:: Data rows ::
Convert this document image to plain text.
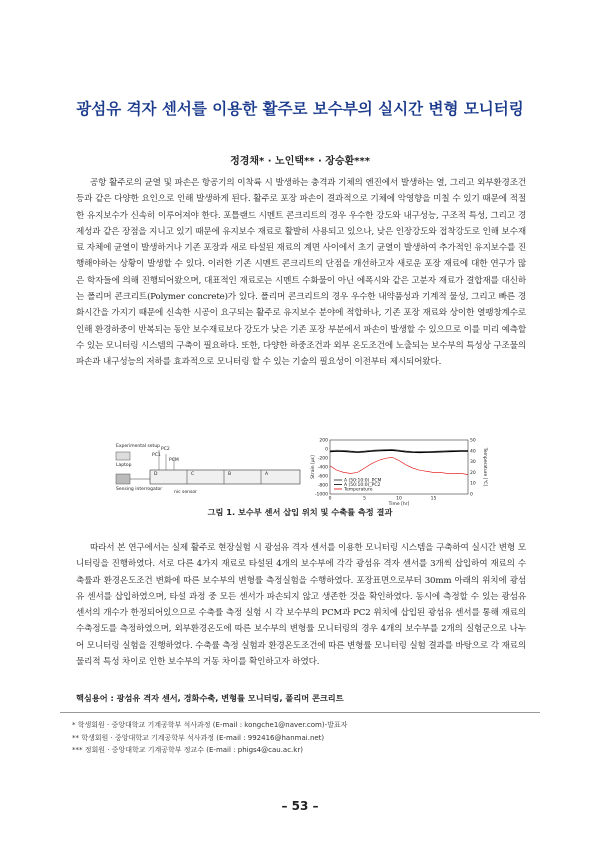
광섬유 격자 센서를 이용한 활주로 보수부의 실시간 변형 모니터링
정경채* · 노인택** · 장승환***

공항 활주로의 균열 및 파손은 항공기의 이착륙 시 발생하는 충격과 기체의 엔진에서 발생하는 열, 그리고 외부환경조건 등과 같은 다양한 요인으로 인해 발생하게 된다. 활주로 포장 파손이 결과적으로 기체에 악영향을 미칠 수 있기 때문에 적절한 유지보수가 신속히 이루어져야 한다. 포틀랜드 시멘트 콘크리트의 경우 우수한 강도와 내구성능, 구조적 특성, 그리고 경제성과 같은 장점을 지니고 있기 때문에 유지보수 재료로 활발히 사용되고 있으나, 낮은 인장강도와 접착강도로 인해 보수재료 자체에 균열이 발생하거나 기존 포장과 새로 타설된 재료의 계면 사이에서 초기 균열이 발생하여 추가적인 유지보수를 진행해야하는 상황이 발생할 수 있다. 이러한 기존 시멘트 콘크리트의 단점을 개선하고자 새로운 포장 재료에 대한 연구가 많은 학자들에 의해 진행되어왔으며, 대표적인 재료로는 시멘트 수화물이 아닌 에폭시와 같은 고분자 재료가 결합재를 대신하는 폴리머 콘크리트(Polymer concrete)가 있다. 폴리머 콘크리트의 경우 우수한 내약품성과 기계적 물성, 그리고 빠른 경화시간을 가지기 때문에 신속한 시공이 요구되는 활주로 유지보수 분야에 적합하나, 기존 포장 재료와 상이한 열팽창계수로 인해 환경하중이 반복되는 동안 보수재료보다 강도가 낮은 기존 포장 부분에서 파손이 발생할 수 있으므로 이를 미리 예측할 수 있는 모니터링 시스템의 구축이 필요하다. 또한, 다양한 하중조건과 외부 온도조건에 노출되는 보수부의 특성상 구조물의 파손과 내구성능의 저하를 효과적으로 모니터링 할 수 있는 기술의 필요성이 이전부터 제시되어왔다.

Experimental setup
Laptop
Sensing interrogator
D	C	B	A
PC2
PC1
PCM
nic sensor
200
0
-200
-400
-600
-800
-1000
50
40
30
20
10
0
0	5	10	15
Time [hr]
Strain [με]	Temperature [℃]
A (50:10:0)_PCM
A (50:10:0)_PC2
Temperature
그림 1. 보수부 센서 삽입 위치 및 수축률 측정 결과

따라서 본 연구에서는 실제 활주로 현장실험 시 광섬유 격자 센서를 이용한 모니터링 시스템을 구축하여 실시간 변형 모니터링을 진행하였다. 서로 다른 4가지 재료로 타설된 4개의 보수부에 각각 광섬유 격자 센서를 3개씩 삽입하여 재료의 수축률과 환경온도조건 변화에 따른 보수부의 변형률 측정실험을 수행하였다. 포장표면으로부터 30mm 아래의 위치에 광섬유 센서를 삽입하였으며, 타설 과정 중 모든 센서가 파손되지 않고 생존한 것을 확인하였다. 동시에 측정할 수 있는 광섬유 센서의 개수가 한정되어있으므로 수축률 측정 실험 시 각 보수부의 PCM과 PC2 위치에 삽입된 광섬유 센서를 통해 재료의 수축정도를 측정하였으며, 외부환경온도에 따른 보수부의 변형률 모니터링의 경우 4개의 보수부를 2개의 실험군으로 나누어 모니터링 실험을 진행하였다. 수축률 측정 실험과 환경온도조건에 따른 변형률 모니터링 실험 결과를 바탕으로 각 재료의 물리적 특성 차이로 인한 보수부의 거동 차이를 확인하고자 하였다.

핵심용어 : 광섬유 격자 센서, 경화수축, 변형률 모니터링, 폴리머 콘크리트
* 학생회원 · 중앙대학교 기계공학부 석사과정 (E-mail : kongche1@naver.com)-발표자
** 학생회원 · 중앙대학교 기계공학부 석사과정 (E-mail : 992416@hanmai.net)
*** 정회원 · 중앙대학교 기계공학부 정교수 (E-mail : phigs4@cau.ac.kr)
– 53 –
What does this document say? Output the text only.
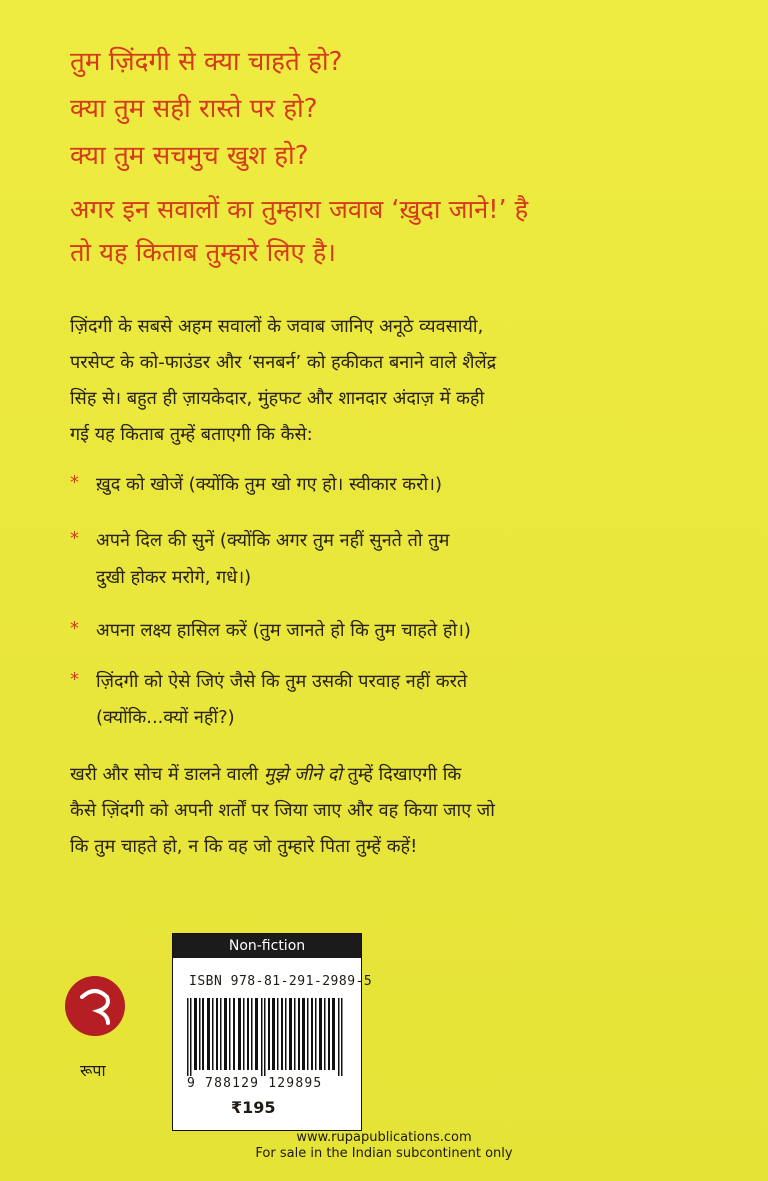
तुम ज़िंदगी से क्या चाहते हो?
क्या तुम सही रास्ते पर हो?
क्या तुम सचमुच खुश हो?
अगर इन सवालों का तुम्हारा जवाब ‘ख़ुदा जाने!’ है
तो यह किताब तुम्हारे लिए है।
ज़िंदगी के सबसे अहम सवालों के जवाब जानिए अनूठे व्यवसायी,
परसेप्ट के को-फाउंडर और ‘सनबर्न’ को हकीकत बनाने वाले शैलेंद्र
सिंह से। बहुत ही ज़ायकेदार, मुंहफट और शानदार अंदाज़ में कही
गई यह किताब तुम्हें बताएगी कि कैसे:
* ख़ुद को खोजें (क्योंकि तुम खो गए हो। स्वीकार करो।)
* अपने दिल की सुनें (क्योंकि अगर तुम नहीं सुनते तो तुम
दुखी होकर मरोगे, गधे।)
* अपना लक्ष्य हासिल करें (तुम जानते हो कि तुम चाहते हो।)
* ज़िंदगी को ऐसे जिएं जैसे कि तुम उसकी परवाह नहीं करते
(क्योंकि...क्यों नहीं?)
खरी और सोच में डालने वाली मुझे जीने दो तुम्हें दिखाएगी कि
कैसे ज़िंदगी को अपनी शर्तों पर जिया जाए और वह किया जाए जो
कि तुम चाहते हो, न कि वह जो तुम्हारे पिता तुम्हें कहें!
रूपा
Non-fiction
ISBN 978-81-291-2989-5
9 788129 129895
₹195
www.rupapublications.com
For sale in the Indian subcontinent only
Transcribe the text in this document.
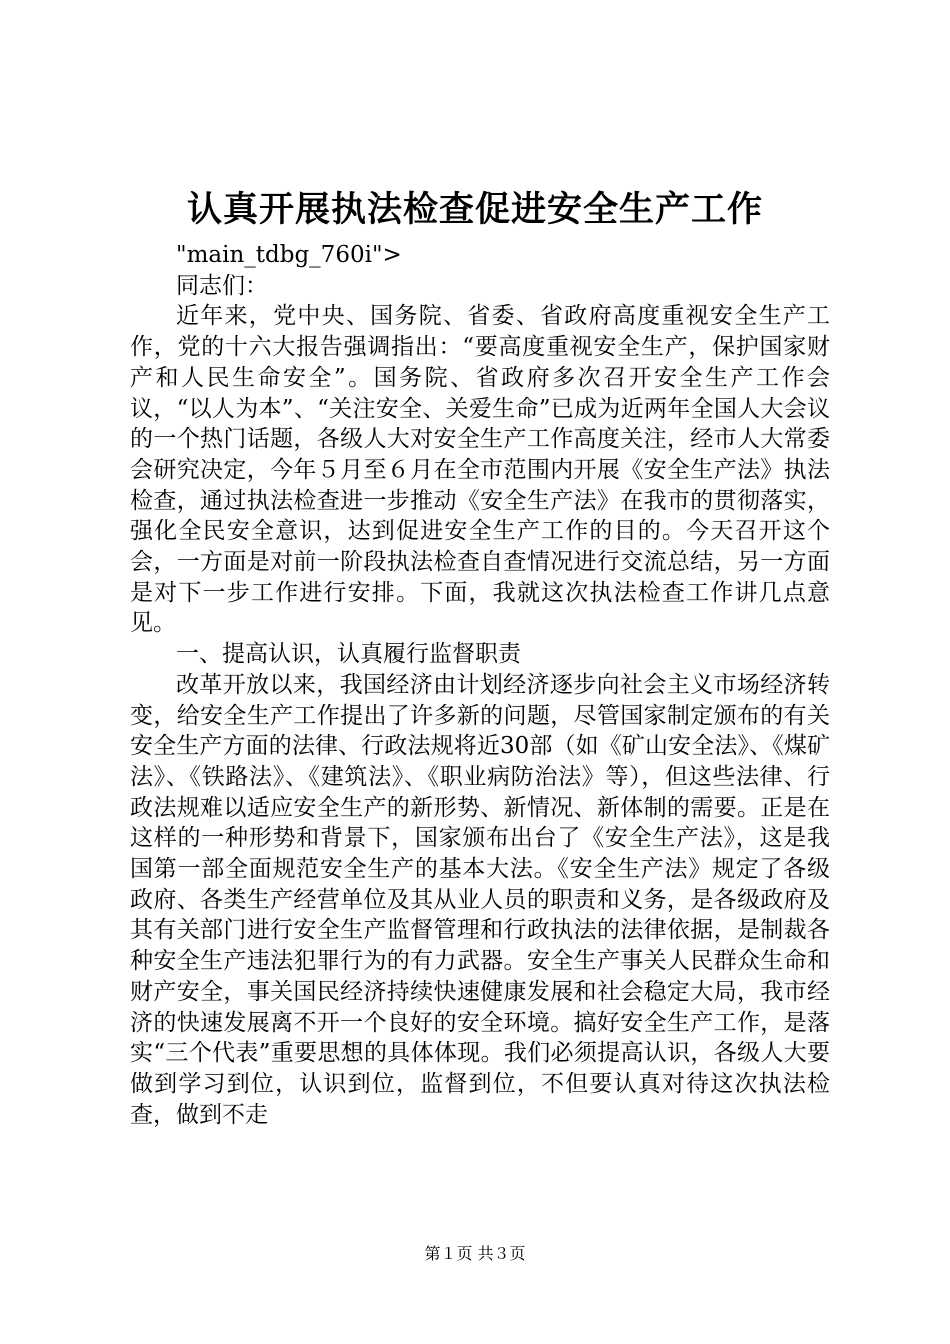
认真开展执法检查促进安全生产工作

"main_tdbg_760i">

同志们：

近年来，党中央、国务院、省委、省政府高度重视安全生产工作，党的十六大报告强调指出：“要高度重视安全生产，保护国家财产和人民生命安全”。国务院、省政府多次召开安全生产工作会议，“以人为本”、“关注安全、关爱生命”已成为近两年全国人大会议的一个热门话题，各级人大对安全生产工作高度关注，经市人大常委会研究决定，今年５月至６月在全市范围内开展《安全生产法》执法检查，通过执法检查进一步推动《安全生产法》在我市的贯彻落实，强化全民安全意识，达到促进安全生产工作的目的。今天召开这个会，一方面是对前一阶段执法检查自查情况进行交流总结，另一方面是对下一步工作进行安排。下面，我就这次执法检查工作讲几点意见。

一、提高认识，认真履行监督职责

改革开放以来，我国经济由计划经济逐步向社会主义市场经济转变，给安全生产工作提出了许多新的问题，尽管国家制定颁布的有关安全生产方面的法律、行政法规将近30部（如《矿山安全法》、《煤矿法》、《铁路法》、《建筑法》、《职业病防治法》等），但这些法律、行政法规难以适应安全生产的新形势、新情况、新体制的需要。正是在这样的一种形势和背景下，国家颁布出台了《安全生产法》，这是我国第一部全面规范安全生产的基本大法。《安全生产法》规定了各级政府、各类生产经营单位及其从业人员的职责和义务，是各级政府及其有关部门进行安全生产监督管理和行政执法的法律依据，是制裁各种安全生产违法犯罪行为的有力武器。安全生产事关人民群众生命和财产安全，事关国民经济持续快速健康发展和社会稳定大局，我市经济的快速发展离不开一个良好的安全环境。搞好安全生产工作，是落实“三个代表”重要思想的具体体现。我们必须提高认识，各级人大要做到学习到位，认识到位，监督到位，不但要认真对待这次执法检查，做到不走

第１页 共３页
:::
*Written request*. Leave every image out, and retype the material exactly.

*Exercise result*.
Convert this document image to plain text.
광섬유 격자 센서를 이용한 활주로 보수부의 실시간 변형 모니터링
정경채* · 노인택** · 장승환***

공항 활주로의 균열 및 파손은 항공기의 이착륙 시 발생하는 충격과 기체의 엔진에서 발생하는 열, 그리고 외부환경조건 등과 같은 다양한 요인으로 인해 발생하게 된다. 활주로 포장 파손이 결과적으로 기체에 악영향을 미칠 수 있기 때문에 적절한 유지보수가 신속히 이루어져야 한다. 포틀랜드 시멘트 콘크리트의 경우 우수한 강도와 내구성능, 구조적 특성, 그리고 경제성과 같은 장점을 지니고 있기 때문에 유지보수 재료로 활발히 사용되고 있으나, 낮은 인장강도와 접착강도로 인해 보수재료 자체에 균열이 발생하거나 기존 포장과 새로 타설된 재료의 계면 사이에서 초기 균열이 발생하여 추가적인 유지보수를 진행해야하는 상황이 발생할 수 있다. 이러한 기존 시멘트 콘크리트의 단점을 개선하고자 새로운 포장 재료에 대한 연구가 많은 학자들에 의해 진행되어왔으며, 대표적인 재료로는 시멘트 수화물이 아닌 에폭시와 같은 고분자 재료가 결합재를 대신하는 폴리머 콘크리트(Polymer concrete)가 있다. 폴리머 콘크리트의 경우 우수한 내약품성과 기계적 물성, 그리고 빠른 경화시간을 가지기 때문에 신속한 시공이 요구되는 활주로 유지보수 분야에 적합하나, 기존 포장 재료와 상이한 열팽창계수로 인해 환경하중이 반복되는 동안 보수재료보다 강도가 낮은 기존 포장 부분에서 파손이 발생할 수 있으므로 이를 미리 예측할 수 있는 모니터링 시스템의 구축이 필요하다. 또한, 다양한 하중조건과 외부 온도조건에 노출되는 보수부의 특성상 구조물의 파손과 내구성능의 저하를 효과적으로 모니터링 할 수 있는 기술의 필요성이 이전부터 제시되어왔다.

Experimental setup
Laptop
Sensing interrogator
D	C	B	A
PC2
PC1
PCM
nic sensor
200
0
-200
-400
-600
-800
-1000
50
40
30
20
10
0
0	5	10	15
Time [hr]
Strain [με]	Temperature [℃]
A (50:10:0)_PCM
A (50:10:0)_PC2
Temperature
그림 1. 보수부 센서 삽입 위치 및 수축률 측정 결과

따라서 본 연구에서는 실제 활주로 현장실험 시 광섬유 격자 센서를 이용한 모니터링 시스템을 구축하여 실시간 변형 모니터링을 진행하였다. 서로 다른 4가지 재료로 타설된 4개의 보수부에 각각 광섬유 격자 센서를 3개씩 삽입하여 재료의 수축률과 환경온도조건 변화에 따른 보수부의 변형률 측정실험을 수행하였다. 포장표면으로부터 30mm 아래의 위치에 광섬유 센서를 삽입하였으며, 타설 과정 중 모든 센서가 파손되지 않고 생존한 것을 확인하였다. 동시에 측정할 수 있는 광섬유 센서의 개수가 한정되어있으므로 수축률 측정 실험 시 각 보수부의 PCM과 PC2 위치에 삽입된 광섬유 센서를 통해 재료의 수축정도를 측정하였으며, 외부환경온도에 따른 보수부의 변형률 모니터링의 경우 4개의 보수부를 2개의 실험군으로 나누어 모니터링 실험을 진행하였다. 수축률 측정 실험과 환경온도조건에 따른 변형률 모니터링 실험 결과를 바탕으로 각 재료의 물리적 특성 차이로 인한 보수부의 거동 차이를 확인하고자 하였다.

핵심용어 : 광섬유 격자 센서, 경화수축, 변형률 모니터링, 폴리머 콘크리트
* 학생회원 · 중앙대학교 기계공학부 석사과정 (E-mail : kongche1@naver.com)-발표자
** 학생회원 · 중앙대학교 기계공학부 석사과정 (E-mail : 992416@hanmai.net)
*** 정회원 · 중앙대학교 기계공학부 정교수 (E-mail : phigs4@cau.ac.kr)
– 53 –
What does this document say? Output the text only.
तुम ज़िंदगी से क्या चाहते हो?
क्या तुम सही रास्ते पर हो?
क्या तुम सचमुच खुश हो?
अगर इन सवालों का तुम्हारा जवाब ‘ख़ुदा जाने!’ है
तो यह किताब तुम्हारे लिए है।
ज़िंदगी के सबसे अहम सवालों के जवाब जानिए अनूठे व्यवसायी,
परसेप्ट के को-फाउंडर और ‘सनबर्न’ को हकीकत बनाने वाले शैलेंद्र
सिंह से। बहुत ही ज़ायकेदार, मुंहफट और शानदार अंदाज़ में कही
गई यह किताब तुम्हें बताएगी कि कैसे:
* ख़ुद को खोजें (क्योंकि तुम खो गए हो। स्वीकार करो।)
* अपने दिल की सुनें (क्योंकि अगर तुम नहीं सुनते तो तुम
दुखी होकर मरोगे, गधे।)
* अपना लक्ष्य हासिल करें (तुम जानते हो कि तुम चाहते हो।)
* ज़िंदगी को ऐसे जिएं जैसे कि तुम उसकी परवाह नहीं करते
(क्योंकि...क्यों नहीं?)
खरी और सोच में डालने वाली मुझे जीने दो तुम्हें दिखाएगी कि
कैसे ज़िंदगी को अपनी शर्तों पर जिया जाए और वह किया जाए जो
कि तुम चाहते हो, न कि वह जो तुम्हारे पिता तुम्हें कहें!
रूपा
Non-fiction
ISBN 978-81-291-2989-5
9 788129 129895
₹195
www.rupapublications.com
For sale in the Indian subcontinent only
Transcribe the text in this document.
认真开展执法检查促进安全生产工作

"main_tdbg_760i">

同志们：

近年来，党中央、国务院、省委、省政府高度重视安全生产工作，党的十六大报告强调指出：“要高度重视安全生产，保护国家财产和人民生命安全”。国务院、省政府多次召开安全生产工作会议，“以人为本”、“关注安全、关爱生命”已成为近两年全国人大会议的一个热门话题，各级人大对安全生产工作高度关注，经市人大常委会研究决定，今年５月至６月在全市范围内开展《安全生产法》执法检查，通过执法检查进一步推动《安全生产法》在我市的贯彻落实，强化全民安全意识，达到促进安全生产工作的目的。今天召开这个会，一方面是对前一阶段执法检查自查情况进行交流总结，另一方面是对下一步工作进行安排。下面，我就这次执法检查工作讲几点意见。

一、提高认识，认真履行监督职责

改革开放以来，我国经济由计划经济逐步向社会主义市场经济转变，给安全生产工作提出了许多新的问题，尽管国家制定颁布的有关安全生产方面的法律、行政法规将近30部（如《矿山安全法》、《煤矿法》、《铁路法》、《建筑法》、《职业病防治法》等），但这些法律、行政法规难以适应安全生产的新形势、新情况、新体制的需要。正是在这样的一种形势和背景下，国家颁布出台了《安全生产法》，这是我国第一部全面规范安全生产的基本大法。《安全生产法》规定了各级政府、各类生产经营单位及其从业人员的职责和义务，是各级政府及其有关部门进行安全生产监督管理和行政执法的法律依据，是制裁各种安全生产违法犯罪行为的有力武器。安全生产事关人民群众生命和财产安全，事关国民经济持续快速健康发展和社会稳定大局，我市经济的快速发展离不开一个良好的安全环境。搞好安全生产工作，是落实“三个代表”重要思想的具体体现。我们必须提高认识，各级人大要做到学习到位，认识到位，监督到位，不但要认真对待这次执法检查，做到不走

第１页 共３页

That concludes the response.